_TASK GOAL_.
From the listing below, select every line where the word "复试科目" appears.

_DATA FOR PROCESSING_.
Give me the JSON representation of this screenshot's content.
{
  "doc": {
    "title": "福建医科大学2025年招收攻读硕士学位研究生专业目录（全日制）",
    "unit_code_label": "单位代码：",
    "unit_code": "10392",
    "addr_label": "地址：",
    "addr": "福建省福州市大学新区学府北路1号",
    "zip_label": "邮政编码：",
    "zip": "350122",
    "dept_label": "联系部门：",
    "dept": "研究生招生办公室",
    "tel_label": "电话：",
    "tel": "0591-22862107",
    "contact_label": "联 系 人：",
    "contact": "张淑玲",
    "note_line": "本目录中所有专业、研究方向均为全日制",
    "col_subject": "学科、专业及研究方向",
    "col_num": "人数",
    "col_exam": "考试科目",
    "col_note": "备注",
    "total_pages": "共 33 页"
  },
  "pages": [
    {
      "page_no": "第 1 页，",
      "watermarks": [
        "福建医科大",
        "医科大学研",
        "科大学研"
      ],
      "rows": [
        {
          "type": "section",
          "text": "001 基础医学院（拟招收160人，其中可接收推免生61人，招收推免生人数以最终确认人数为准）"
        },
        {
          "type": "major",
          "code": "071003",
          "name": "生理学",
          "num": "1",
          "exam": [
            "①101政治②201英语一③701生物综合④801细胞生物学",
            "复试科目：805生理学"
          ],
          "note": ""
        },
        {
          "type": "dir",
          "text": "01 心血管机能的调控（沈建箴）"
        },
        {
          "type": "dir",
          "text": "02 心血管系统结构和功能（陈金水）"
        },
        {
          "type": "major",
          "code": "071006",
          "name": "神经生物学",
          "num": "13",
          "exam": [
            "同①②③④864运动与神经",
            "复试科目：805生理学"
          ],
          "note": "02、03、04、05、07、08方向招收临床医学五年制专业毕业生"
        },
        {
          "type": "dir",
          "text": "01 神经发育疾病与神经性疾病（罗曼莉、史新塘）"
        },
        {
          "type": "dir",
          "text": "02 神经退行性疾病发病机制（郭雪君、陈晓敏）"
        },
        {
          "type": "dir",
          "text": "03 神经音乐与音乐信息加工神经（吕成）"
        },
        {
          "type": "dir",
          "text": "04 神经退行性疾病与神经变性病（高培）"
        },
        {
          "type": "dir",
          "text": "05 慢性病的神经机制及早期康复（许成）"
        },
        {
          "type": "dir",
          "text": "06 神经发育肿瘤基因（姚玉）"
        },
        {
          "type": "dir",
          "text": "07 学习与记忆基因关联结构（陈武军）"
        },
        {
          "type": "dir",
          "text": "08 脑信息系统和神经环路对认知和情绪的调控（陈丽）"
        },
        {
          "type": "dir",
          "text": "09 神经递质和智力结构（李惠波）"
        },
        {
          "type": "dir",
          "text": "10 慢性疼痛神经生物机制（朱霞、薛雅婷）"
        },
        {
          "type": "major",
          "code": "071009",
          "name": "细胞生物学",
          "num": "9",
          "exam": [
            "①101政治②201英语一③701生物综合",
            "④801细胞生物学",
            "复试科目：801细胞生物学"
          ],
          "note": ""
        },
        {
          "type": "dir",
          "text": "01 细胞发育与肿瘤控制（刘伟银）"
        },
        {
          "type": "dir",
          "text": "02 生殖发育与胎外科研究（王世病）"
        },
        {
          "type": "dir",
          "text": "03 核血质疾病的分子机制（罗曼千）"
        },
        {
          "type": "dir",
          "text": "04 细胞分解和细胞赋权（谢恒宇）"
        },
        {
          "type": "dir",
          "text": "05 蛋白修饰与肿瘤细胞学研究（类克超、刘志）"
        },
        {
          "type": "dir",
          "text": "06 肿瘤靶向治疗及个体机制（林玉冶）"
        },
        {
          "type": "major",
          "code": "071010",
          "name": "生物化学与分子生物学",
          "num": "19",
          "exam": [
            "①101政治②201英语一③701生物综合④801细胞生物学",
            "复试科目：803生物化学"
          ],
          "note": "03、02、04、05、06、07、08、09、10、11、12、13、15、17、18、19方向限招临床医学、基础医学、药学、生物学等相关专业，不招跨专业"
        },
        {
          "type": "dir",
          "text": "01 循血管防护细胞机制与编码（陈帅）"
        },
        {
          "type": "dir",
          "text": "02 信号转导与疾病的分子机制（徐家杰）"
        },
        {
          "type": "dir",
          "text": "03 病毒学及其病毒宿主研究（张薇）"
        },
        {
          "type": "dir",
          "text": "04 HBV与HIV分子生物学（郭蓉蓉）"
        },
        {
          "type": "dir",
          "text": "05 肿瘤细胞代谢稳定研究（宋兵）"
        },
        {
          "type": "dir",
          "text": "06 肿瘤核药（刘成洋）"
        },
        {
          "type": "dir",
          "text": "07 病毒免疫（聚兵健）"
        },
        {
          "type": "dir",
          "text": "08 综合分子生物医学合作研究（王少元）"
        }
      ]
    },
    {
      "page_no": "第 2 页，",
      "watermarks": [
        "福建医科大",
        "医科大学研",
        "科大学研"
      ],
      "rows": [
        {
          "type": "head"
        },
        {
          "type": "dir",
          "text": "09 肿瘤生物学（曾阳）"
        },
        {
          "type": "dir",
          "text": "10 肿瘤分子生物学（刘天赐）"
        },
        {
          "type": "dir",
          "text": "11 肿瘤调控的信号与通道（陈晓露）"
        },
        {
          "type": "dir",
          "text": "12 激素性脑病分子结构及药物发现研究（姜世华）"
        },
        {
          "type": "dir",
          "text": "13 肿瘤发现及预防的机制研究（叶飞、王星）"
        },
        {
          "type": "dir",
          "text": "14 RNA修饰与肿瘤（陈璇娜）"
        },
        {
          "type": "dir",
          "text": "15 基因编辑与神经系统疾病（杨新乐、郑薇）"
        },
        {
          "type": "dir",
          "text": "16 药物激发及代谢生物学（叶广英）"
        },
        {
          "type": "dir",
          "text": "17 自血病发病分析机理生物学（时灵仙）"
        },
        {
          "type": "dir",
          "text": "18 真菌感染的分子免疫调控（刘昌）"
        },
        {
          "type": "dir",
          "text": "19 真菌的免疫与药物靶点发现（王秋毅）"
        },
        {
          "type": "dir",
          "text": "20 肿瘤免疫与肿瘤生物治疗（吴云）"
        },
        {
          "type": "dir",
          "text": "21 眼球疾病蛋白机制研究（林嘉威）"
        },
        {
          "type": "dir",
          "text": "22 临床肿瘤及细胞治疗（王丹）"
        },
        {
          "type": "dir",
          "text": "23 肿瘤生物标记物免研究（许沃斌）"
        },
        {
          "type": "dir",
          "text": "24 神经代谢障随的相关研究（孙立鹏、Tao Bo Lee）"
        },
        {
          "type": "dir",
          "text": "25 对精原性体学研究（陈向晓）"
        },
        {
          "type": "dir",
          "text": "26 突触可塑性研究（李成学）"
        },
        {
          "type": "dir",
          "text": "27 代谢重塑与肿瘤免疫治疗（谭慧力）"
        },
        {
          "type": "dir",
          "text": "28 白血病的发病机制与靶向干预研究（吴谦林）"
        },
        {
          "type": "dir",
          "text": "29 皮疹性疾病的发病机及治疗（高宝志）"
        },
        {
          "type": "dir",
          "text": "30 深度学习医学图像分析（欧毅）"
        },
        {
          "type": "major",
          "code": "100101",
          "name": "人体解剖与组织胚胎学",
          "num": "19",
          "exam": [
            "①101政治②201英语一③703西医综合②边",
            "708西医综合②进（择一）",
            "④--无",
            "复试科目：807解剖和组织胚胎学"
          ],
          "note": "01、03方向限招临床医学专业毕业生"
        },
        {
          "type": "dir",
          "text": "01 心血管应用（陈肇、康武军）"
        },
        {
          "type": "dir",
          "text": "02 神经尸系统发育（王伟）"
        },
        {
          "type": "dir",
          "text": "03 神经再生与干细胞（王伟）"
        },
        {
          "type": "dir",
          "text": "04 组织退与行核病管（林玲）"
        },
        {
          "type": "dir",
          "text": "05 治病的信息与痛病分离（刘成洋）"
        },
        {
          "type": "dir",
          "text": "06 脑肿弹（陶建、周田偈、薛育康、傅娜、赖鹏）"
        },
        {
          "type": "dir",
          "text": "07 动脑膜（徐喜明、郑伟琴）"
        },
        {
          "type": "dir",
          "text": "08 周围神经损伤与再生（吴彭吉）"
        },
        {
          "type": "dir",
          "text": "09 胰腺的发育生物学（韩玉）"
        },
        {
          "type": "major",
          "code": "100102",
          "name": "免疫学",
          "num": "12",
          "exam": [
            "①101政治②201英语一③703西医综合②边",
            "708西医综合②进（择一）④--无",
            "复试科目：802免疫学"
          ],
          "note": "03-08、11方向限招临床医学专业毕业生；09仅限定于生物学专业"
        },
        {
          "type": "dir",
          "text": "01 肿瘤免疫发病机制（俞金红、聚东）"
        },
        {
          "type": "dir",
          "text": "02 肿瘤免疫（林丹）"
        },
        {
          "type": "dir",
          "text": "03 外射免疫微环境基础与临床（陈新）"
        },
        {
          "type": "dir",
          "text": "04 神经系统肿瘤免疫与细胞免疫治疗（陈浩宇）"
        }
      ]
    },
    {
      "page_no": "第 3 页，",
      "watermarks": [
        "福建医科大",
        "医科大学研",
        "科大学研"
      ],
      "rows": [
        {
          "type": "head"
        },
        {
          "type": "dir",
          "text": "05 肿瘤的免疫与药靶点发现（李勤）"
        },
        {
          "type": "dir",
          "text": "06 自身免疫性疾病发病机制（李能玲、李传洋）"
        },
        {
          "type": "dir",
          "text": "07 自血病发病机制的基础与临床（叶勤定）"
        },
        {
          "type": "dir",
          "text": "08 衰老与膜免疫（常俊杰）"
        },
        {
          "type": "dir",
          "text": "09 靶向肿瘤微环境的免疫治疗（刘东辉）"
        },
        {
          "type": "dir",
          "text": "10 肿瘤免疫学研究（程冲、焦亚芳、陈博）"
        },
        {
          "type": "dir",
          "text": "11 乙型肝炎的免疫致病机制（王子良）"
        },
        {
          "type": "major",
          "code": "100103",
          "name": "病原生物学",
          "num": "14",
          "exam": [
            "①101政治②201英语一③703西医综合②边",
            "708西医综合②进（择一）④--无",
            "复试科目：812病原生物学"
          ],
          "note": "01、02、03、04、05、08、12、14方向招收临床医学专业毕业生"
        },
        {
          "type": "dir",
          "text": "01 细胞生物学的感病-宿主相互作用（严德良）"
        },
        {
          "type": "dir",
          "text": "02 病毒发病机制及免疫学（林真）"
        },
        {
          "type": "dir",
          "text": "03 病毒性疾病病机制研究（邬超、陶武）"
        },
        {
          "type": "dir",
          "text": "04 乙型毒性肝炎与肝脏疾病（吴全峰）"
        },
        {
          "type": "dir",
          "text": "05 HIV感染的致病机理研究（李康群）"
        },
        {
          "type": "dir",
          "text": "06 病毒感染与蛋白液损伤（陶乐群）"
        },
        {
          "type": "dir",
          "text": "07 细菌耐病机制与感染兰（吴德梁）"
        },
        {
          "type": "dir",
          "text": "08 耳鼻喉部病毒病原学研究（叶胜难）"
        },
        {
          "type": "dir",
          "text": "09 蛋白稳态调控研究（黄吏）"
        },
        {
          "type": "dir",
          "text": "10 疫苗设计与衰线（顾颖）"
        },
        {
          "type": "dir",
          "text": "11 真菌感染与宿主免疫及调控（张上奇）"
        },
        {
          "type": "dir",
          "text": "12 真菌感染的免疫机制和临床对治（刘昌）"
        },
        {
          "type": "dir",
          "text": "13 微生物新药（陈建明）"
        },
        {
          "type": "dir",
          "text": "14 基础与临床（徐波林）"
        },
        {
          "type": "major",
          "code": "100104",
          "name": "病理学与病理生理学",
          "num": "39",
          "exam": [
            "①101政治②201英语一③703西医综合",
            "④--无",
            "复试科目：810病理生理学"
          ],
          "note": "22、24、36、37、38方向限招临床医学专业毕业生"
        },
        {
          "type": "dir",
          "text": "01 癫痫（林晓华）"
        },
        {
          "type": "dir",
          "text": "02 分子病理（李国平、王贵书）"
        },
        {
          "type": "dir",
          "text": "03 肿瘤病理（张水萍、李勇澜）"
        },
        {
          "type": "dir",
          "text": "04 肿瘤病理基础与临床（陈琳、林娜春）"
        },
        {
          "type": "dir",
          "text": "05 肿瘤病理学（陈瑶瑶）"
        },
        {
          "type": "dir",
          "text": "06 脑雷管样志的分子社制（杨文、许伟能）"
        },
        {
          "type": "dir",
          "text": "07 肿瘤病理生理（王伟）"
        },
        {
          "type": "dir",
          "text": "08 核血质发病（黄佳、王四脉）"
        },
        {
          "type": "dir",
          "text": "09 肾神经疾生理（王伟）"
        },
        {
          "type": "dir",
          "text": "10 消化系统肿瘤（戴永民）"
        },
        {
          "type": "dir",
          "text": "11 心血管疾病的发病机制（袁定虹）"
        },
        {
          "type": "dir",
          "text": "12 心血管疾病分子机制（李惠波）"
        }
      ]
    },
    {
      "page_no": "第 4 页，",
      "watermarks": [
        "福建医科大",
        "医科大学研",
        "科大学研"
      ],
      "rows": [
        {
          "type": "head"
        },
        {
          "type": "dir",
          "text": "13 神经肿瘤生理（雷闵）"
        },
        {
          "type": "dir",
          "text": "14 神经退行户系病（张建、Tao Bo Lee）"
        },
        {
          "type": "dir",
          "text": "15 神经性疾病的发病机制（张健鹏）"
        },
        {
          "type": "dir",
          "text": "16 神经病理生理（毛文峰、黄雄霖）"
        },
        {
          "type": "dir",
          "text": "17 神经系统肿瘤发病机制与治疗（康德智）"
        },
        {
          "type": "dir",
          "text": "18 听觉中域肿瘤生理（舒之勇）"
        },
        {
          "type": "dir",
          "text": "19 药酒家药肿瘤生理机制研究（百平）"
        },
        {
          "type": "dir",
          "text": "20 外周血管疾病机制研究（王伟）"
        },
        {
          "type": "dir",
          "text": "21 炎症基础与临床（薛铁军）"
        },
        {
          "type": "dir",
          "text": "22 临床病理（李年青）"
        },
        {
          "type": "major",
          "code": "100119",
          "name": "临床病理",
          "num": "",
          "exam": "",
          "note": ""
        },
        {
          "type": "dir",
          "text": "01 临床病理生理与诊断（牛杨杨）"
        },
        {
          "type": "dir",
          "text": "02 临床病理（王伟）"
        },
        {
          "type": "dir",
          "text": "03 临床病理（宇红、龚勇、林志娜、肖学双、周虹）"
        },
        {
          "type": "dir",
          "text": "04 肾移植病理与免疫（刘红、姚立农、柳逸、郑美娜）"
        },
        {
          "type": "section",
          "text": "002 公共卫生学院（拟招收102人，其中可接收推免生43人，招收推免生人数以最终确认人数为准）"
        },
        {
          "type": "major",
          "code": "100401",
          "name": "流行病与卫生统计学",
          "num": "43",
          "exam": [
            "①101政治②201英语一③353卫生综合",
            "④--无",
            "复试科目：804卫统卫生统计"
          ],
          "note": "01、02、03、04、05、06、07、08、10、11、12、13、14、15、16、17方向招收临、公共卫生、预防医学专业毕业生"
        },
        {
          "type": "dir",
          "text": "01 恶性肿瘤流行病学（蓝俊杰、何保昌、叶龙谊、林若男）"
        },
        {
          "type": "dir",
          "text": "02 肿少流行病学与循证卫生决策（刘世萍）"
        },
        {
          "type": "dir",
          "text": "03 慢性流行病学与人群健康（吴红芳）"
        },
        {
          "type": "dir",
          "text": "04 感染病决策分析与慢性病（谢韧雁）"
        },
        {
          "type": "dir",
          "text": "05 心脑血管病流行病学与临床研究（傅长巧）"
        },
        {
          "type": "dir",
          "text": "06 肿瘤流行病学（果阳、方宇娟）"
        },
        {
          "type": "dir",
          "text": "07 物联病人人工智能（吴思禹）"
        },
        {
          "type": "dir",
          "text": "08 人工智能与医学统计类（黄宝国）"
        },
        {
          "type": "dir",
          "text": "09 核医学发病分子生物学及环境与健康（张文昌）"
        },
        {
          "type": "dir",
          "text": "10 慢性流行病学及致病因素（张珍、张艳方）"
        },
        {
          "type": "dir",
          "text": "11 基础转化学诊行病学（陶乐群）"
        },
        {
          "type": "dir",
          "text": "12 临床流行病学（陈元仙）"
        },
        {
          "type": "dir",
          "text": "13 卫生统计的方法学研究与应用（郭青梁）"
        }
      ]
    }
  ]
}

_CORRECT OUTPUT_.
            "复试科目：805生理学"
            "复试科目：805生理学"
            "复试科目：801细胞生物学"
            "复试科目：803生物化学"
            "复试科目：807解剖和组织胚胎学"
            "复试科目：802免疫学"
            "复试科目：812病原生物学"
            "复试科目：810病理生理学"
            "复试科目：804卫统卫生统计"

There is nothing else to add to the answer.